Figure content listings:

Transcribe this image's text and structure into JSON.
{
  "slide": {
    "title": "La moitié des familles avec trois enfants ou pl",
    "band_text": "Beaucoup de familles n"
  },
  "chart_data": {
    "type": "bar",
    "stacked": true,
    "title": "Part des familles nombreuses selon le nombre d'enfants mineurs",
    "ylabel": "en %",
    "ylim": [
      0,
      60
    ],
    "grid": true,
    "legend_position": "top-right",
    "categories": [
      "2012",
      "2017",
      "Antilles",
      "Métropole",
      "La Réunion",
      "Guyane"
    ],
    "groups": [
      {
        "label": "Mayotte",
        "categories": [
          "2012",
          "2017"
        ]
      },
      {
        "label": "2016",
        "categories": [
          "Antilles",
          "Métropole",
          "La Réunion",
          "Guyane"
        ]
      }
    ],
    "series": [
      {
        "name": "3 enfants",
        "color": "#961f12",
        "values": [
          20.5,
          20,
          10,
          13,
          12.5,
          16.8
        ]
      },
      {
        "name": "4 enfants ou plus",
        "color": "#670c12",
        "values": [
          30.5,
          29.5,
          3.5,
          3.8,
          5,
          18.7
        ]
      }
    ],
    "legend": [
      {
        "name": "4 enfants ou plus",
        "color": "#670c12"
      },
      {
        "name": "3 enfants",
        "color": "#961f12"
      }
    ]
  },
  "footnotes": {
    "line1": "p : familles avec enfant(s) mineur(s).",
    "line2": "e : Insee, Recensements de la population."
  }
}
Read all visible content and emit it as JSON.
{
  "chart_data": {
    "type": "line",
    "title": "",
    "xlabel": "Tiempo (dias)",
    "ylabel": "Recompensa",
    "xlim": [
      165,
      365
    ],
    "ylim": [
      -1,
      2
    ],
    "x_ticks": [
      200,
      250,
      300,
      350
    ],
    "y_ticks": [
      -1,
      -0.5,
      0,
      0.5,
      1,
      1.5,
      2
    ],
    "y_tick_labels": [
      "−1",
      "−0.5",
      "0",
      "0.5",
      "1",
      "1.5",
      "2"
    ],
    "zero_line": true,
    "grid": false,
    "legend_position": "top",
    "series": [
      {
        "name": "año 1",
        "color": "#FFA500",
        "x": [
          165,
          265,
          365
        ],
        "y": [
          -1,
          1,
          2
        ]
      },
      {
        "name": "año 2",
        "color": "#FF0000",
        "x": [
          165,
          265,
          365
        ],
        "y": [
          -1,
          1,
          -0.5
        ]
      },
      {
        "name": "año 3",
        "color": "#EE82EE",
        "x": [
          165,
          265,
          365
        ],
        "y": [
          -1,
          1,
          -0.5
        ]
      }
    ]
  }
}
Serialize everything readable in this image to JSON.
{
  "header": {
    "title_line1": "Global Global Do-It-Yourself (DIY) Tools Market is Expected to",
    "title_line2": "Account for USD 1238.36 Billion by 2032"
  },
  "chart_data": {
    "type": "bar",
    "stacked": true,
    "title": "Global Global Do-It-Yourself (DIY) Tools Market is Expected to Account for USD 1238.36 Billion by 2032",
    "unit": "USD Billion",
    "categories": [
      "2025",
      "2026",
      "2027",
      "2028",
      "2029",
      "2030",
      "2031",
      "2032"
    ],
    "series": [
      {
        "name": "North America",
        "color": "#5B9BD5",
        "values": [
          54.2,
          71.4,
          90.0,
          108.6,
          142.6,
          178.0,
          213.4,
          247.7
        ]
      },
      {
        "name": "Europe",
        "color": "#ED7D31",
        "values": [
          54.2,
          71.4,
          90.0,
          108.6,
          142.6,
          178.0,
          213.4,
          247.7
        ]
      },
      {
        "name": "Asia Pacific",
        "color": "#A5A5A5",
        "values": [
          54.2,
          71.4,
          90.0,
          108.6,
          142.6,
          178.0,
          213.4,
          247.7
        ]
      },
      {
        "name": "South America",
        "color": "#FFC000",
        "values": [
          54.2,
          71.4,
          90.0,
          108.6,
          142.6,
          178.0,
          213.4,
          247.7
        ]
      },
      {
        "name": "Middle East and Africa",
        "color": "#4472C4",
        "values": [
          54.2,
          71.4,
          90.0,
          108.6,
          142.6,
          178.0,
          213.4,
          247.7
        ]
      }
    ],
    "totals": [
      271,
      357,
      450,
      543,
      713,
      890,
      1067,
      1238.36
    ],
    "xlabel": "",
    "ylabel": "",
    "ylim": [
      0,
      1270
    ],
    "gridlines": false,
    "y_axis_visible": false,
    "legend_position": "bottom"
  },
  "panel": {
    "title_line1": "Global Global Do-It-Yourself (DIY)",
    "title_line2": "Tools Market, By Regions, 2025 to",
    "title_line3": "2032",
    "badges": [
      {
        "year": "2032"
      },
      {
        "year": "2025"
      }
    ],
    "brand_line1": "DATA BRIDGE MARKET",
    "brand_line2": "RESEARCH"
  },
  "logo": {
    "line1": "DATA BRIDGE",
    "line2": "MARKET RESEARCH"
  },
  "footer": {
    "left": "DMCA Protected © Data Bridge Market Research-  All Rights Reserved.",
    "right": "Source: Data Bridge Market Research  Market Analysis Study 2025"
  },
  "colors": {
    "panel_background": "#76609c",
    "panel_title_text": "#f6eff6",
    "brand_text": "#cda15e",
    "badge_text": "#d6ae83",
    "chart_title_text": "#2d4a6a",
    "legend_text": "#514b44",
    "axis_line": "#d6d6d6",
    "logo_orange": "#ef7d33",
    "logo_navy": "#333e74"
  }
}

SET TASK
Repeat the records above exactly as they appear.

TASK RESULT
Transcribe this image's text and structure into JSON.
{
  "slide": {
    "title": "La moitié des familles avec trois enfants ou pl",
    "band_text": "Beaucoup de familles n"
  },
  "chart_data": {
    "type": "bar",
    "stacked": true,
    "title": "Part des familles nombreuses selon le nombre d'enfants mineurs",
    "ylabel": "en %",
    "ylim": [
      0,
      60
    ],
    "grid": true,
    "legend_position": "top-right",
    "categories": [
      "2012",
      "2017",
      "Antilles",
      "Métropole",
      "La Réunion",
      "Guyane"
    ],
    "groups": [
      {
        "label": "Mayotte",
        "categories": [
          "2012",
          "2017"
        ]
      },
      {
        "label": "2016",
        "categories": [
          "Antilles",
          "Métropole",
          "La Réunion",
          "Guyane"
        ]
      }
    ],
    "series": [
      {
        "name": "3 enfants",
        "color": "#961f12",
        "values": [
          20.5,
          20,
          10,
          13,
          12.5,
          16.8
        ]
      },
      {
        "name": "4 enfants ou plus",
        "color": "#670c12",
        "values": [
          30.5,
          29.5,
          3.5,
          3.8,
          5,
          18.7
        ]
      }
    ],
    "legend": [
      {
        "name": "4 enfants ou plus",
        "color": "#670c12"
      },
      {
        "name": "3 enfants",
        "color": "#961f12"
      }
    ]
  },
  "footnotes": {
    "line1": "p : familles avec enfant(s) mineur(s).",
    "line2": "e : Insee, Recensements de la population."
  }
}
Read all visible content and emit it as JSON.
{
  "chart_data": {
    "type": "line",
    "title": "",
    "xlabel": "Tiempo (dias)",
    "ylabel": "Recompensa",
    "xlim": [
      165,
      365
    ],
    "ylim": [
      -1,
      2
    ],
    "x_ticks": [
      200,
      250,
      300,
      350
    ],
    "y_ticks": [
      -1,
      -0.5,
      0,
      0.5,
      1,
      1.5,
      2
    ],
    "y_tick_labels": [
      "−1",
      "−0.5",
      "0",
      "0.5",
      "1",
      "1.5",
      "2"
    ],
    "zero_line": true,
    "grid": false,
    "legend_position": "top",
    "series": [
      {
        "name": "año 1",
        "color": "#FFA500",
        "x": [
          165,
          265,
          365
        ],
        "y": [
          -1,
          1,
          2
        ]
      },
      {
        "name": "año 2",
        "color": "#FF0000",
        "x": [
          165,
          265,
          365
        ],
        "y": [
          -1,
          1,
          -0.5
        ]
      },
      {
        "name": "año 3",
        "color": "#EE82EE",
        "x": [
          165,
          265,
          365
        ],
        "y": [
          -1,
          1,
          -0.5
        ]
      }
    ]
  }
}
Serialize everything readable in this image to JSON.
{
  "header": {
    "title_line1": "Global Global Do-It-Yourself (DIY) Tools Market is Expected to",
    "title_line2": "Account for USD 1238.36 Billion by 2032"
  },
  "chart_data": {
    "type": "bar",
    "stacked": true,
    "title": "Global Global Do-It-Yourself (DIY) Tools Market is Expected to Account for USD 1238.36 Billion by 2032",
    "unit": "USD Billion",
    "categories": [
      "2025",
      "2026",
      "2027",
      "2028",
      "2029",
      "2030",
      "2031",
      "2032"
    ],
    "series": [
      {
        "name": "North America",
        "color": "#5B9BD5",
        "values": [
          54.2,
          71.4,
          90.0,
          108.6,
          142.6,
          178.0,
          213.4,
          247.7
        ]
      },
      {
        "name": "Europe",
        "color": "#ED7D31",
        "values": [
          54.2,
          71.4,
          90.0,
          108.6,
          142.6,
          178.0,
          213.4,
          247.7
        ]
      },
      {
        "name": "Asia Pacific",
        "color": "#A5A5A5",
        "values": [
          54.2,
          71.4,
          90.0,
          108.6,
          142.6,
          178.0,
          213.4,
          247.7
        ]
      },
      {
        "name": "South America",
        "color": "#FFC000",
        "values": [
          54.2,
          71.4,
          90.0,
          108.6,
          142.6,
          178.0,
          213.4,
          247.7
        ]
      },
      {
        "name": "Middle East and Africa",
        "color": "#4472C4",
        "values": [
          54.2,
          71.4,
          90.0,
          108.6,
          142.6,
          178.0,
          213.4,
          247.7
        ]
      }
    ],
    "totals": [
      271,
      357,
      450,
      543,
      713,
      890,
      1067,
      1238.36
    ],
    "xlabel": "",
    "ylabel": "",
    "ylim": [
      0,
      1270
    ],
    "gridlines": false,
    "y_axis_visible": false,
    "legend_position": "bottom"
  },
  "panel": {
    "title_line1": "Global Global Do-It-Yourself (DIY)",
    "title_line2": "Tools Market, By Regions, 2025 to",
    "title_line3": "2032",
    "badges": [
      {
        "year": "2032"
      },
      {
        "year": "2025"
      }
    ],
    "brand_line1": "DATA BRIDGE MARKET",
    "brand_line2": "RESEARCH"
  },
  "logo": {
    "line1": "DATA BRIDGE",
    "line2": "MARKET RESEARCH"
  },
  "footer": {
    "left": "DMCA Protected © Data Bridge Market Research-  All Rights Reserved.",
    "right": "Source: Data Bridge Market Research  Market Analysis Study 2025"
  },
  "colors": {
    "panel_background": "#76609c",
    "panel_title_text": "#f6eff6",
    "brand_text": "#cda15e",
    "badge_text": "#d6ae83",
    "chart_title_text": "#2d4a6a",
    "legend_text": "#514b44",
    "axis_line": "#d6d6d6",
    "logo_orange": "#ef7d33",
    "logo_navy": "#333e74"
  }
}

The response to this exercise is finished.